[Input for this task start]
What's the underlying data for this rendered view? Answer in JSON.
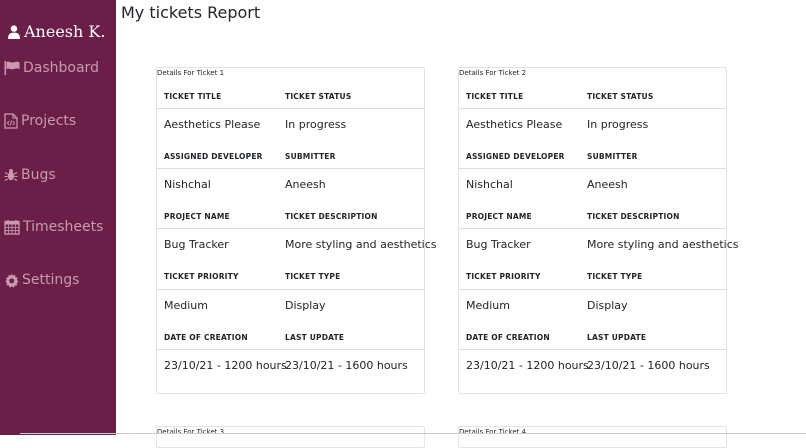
{
  "sidebar": {
    "user_name": "Aneesh K.",
    "user_icon": "user-icon",
    "items": [
      {
        "label": "Dashboard",
        "icon": "flag-icon"
      },
      {
        "label": "Projects",
        "icon": "code-file-icon"
      },
      {
        "label": "Bugs",
        "icon": "bug-icon"
      },
      {
        "label": "Timesheets",
        "icon": "calendar-icon"
      },
      {
        "label": "Settings",
        "icon": "gear-icon"
      }
    ],
    "bg_color": "#6b1f48",
    "text_color": "#c79aae"
  },
  "page": {
    "title": "My tickets Report"
  },
  "labels": {
    "ticket_title": "TICKET TITLE",
    "ticket_status": "TICKET STATUS",
    "assigned_developer": "ASSIGNED DEVELOPER",
    "submitter": "SUBMITTER",
    "project_name": "PROJECT NAME",
    "ticket_description": "TICKET DESCRIPTION",
    "ticket_priority": "TICKET PRIORITY",
    "ticket_type": "TICKET TYPE",
    "date_of_creation": "DATE OF CREATION",
    "last_update": "LAST UPDATE"
  },
  "tickets": [
    {
      "heading": "Details For Ticket 1",
      "title": "Aesthetics Please",
      "status": "In progress",
      "developer": "Nishchal",
      "submitter": "Aneesh",
      "project": "Bug Tracker",
      "description": "More styling and aesthetics",
      "priority": "Medium",
      "type": "Display",
      "created": "23/10/21 - 1200 hours",
      "updated": "23/10/21 - 1600 hours"
    },
    {
      "heading": "Details For Ticket 2",
      "title": "Aesthetics Please",
      "status": "In progress",
      "developer": "Nishchal",
      "submitter": "Aneesh",
      "project": "Bug Tracker",
      "description": "More styling and aesthetics",
      "priority": "Medium",
      "type": "Display",
      "created": "23/10/21 - 1200 hours",
      "updated": "23/10/21 - 1600 hours"
    },
    {
      "heading": "Details For Ticket 3"
    },
    {
      "heading": "Details For Ticket 4"
    }
  ]
}
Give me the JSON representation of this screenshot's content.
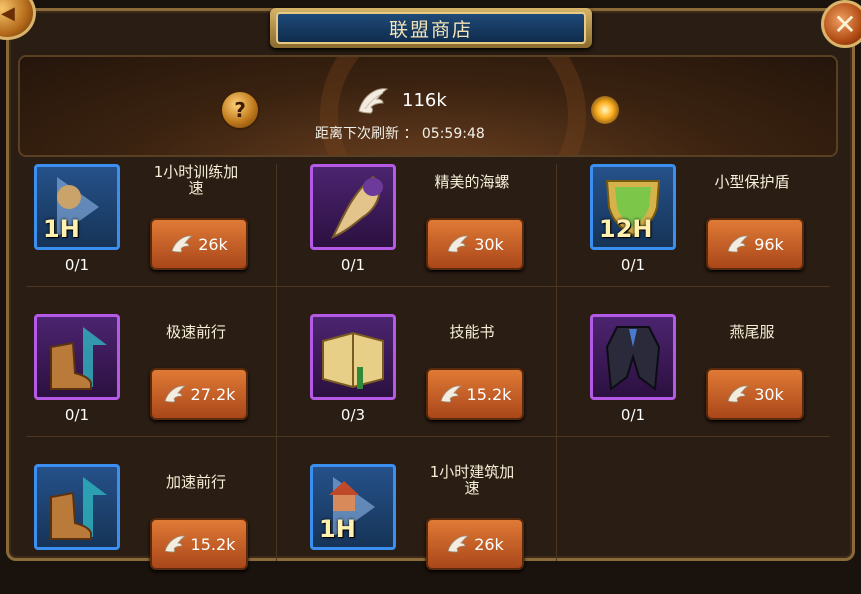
{
  "window": {
    "title": "联盟商店"
  },
  "currency": {
    "amount": "116k"
  },
  "refresh": {
    "text": "距离下次刷新 ： 05:59:48"
  },
  "items": [
    {
      "name": "1小时训练加\n速",
      "count": "0/1",
      "price": "26k",
      "icon": "training-speedup-icon",
      "frame": "blue",
      "badge": "1H"
    },
    {
      "name": "精美的海螺",
      "count": "0/1",
      "price": "30k",
      "icon": "conch-shell-icon",
      "frame": "purple",
      "badge": ""
    },
    {
      "name": "小型保护盾",
      "count": "0/1",
      "price": "96k",
      "icon": "shield-icon",
      "frame": "blue",
      "badge": "12H"
    },
    {
      "name": "极速前行",
      "count": "0/1",
      "price": "27.2k",
      "icon": "boots-icon",
      "frame": "purple",
      "badge": ""
    },
    {
      "name": "技能书",
      "count": "0/3",
      "price": "15.2k",
      "icon": "skill-book-icon",
      "frame": "purple",
      "badge": ""
    },
    {
      "name": "燕尾服",
      "count": "0/1",
      "price": "30k",
      "icon": "tailcoat-icon",
      "frame": "purple",
      "badge": ""
    },
    {
      "name": "加速前行",
      "count": "",
      "price": "15.2k",
      "icon": "boots-icon",
      "frame": "blue",
      "badge": ""
    },
    {
      "name": "1小时建筑加\n速",
      "count": "",
      "price": "26k",
      "icon": "building-speedup-icon",
      "frame": "blue",
      "badge": "1H"
    }
  ]
}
[Input for this task end]
Goal of the exercise
Can you quote exactly, and only, the lines from the one containing "Give me the" through the last line of the records above, keeping both ends and leaving out any pictures?

Response to the task
Give me the JSON representation of this screenshot's content.
{
  "window": {
    "title": "联盟商店"
  },
  "currency": {
    "amount": "116k"
  },
  "refresh": {
    "text": "距离下次刷新 ： 05:59:48"
  },
  "items": [
    {
      "name": "1小时训练加\n速",
      "count": "0/1",
      "price": "26k",
      "icon": "training-speedup-icon",
      "frame": "blue",
      "badge": "1H"
    },
    {
      "name": "精美的海螺",
      "count": "0/1",
      "price": "30k",
      "icon": "conch-shell-icon",
      "frame": "purple",
      "badge": ""
    },
    {
      "name": "小型保护盾",
      "count": "0/1",
      "price": "96k",
      "icon": "shield-icon",
      "frame": "blue",
      "badge": "12H"
    },
    {
      "name": "极速前行",
      "count": "0/1",
      "price": "27.2k",
      "icon": "boots-icon",
      "frame": "purple",
      "badge": ""
    },
    {
      "name": "技能书",
      "count": "0/3",
      "price": "15.2k",
      "icon": "skill-book-icon",
      "frame": "purple",
      "badge": ""
    },
    {
      "name": "燕尾服",
      "count": "0/1",
      "price": "30k",
      "icon": "tailcoat-icon",
      "frame": "purple",
      "badge": ""
    },
    {
      "name": "加速前行",
      "count": "",
      "price": "15.2k",
      "icon": "boots-icon",
      "frame": "blue",
      "badge": ""
    },
    {
      "name": "1小时建筑加\n速",
      "count": "",
      "price": "26k",
      "icon": "building-speedup-icon",
      "frame": "blue",
      "badge": "1H"
    }
  ]
}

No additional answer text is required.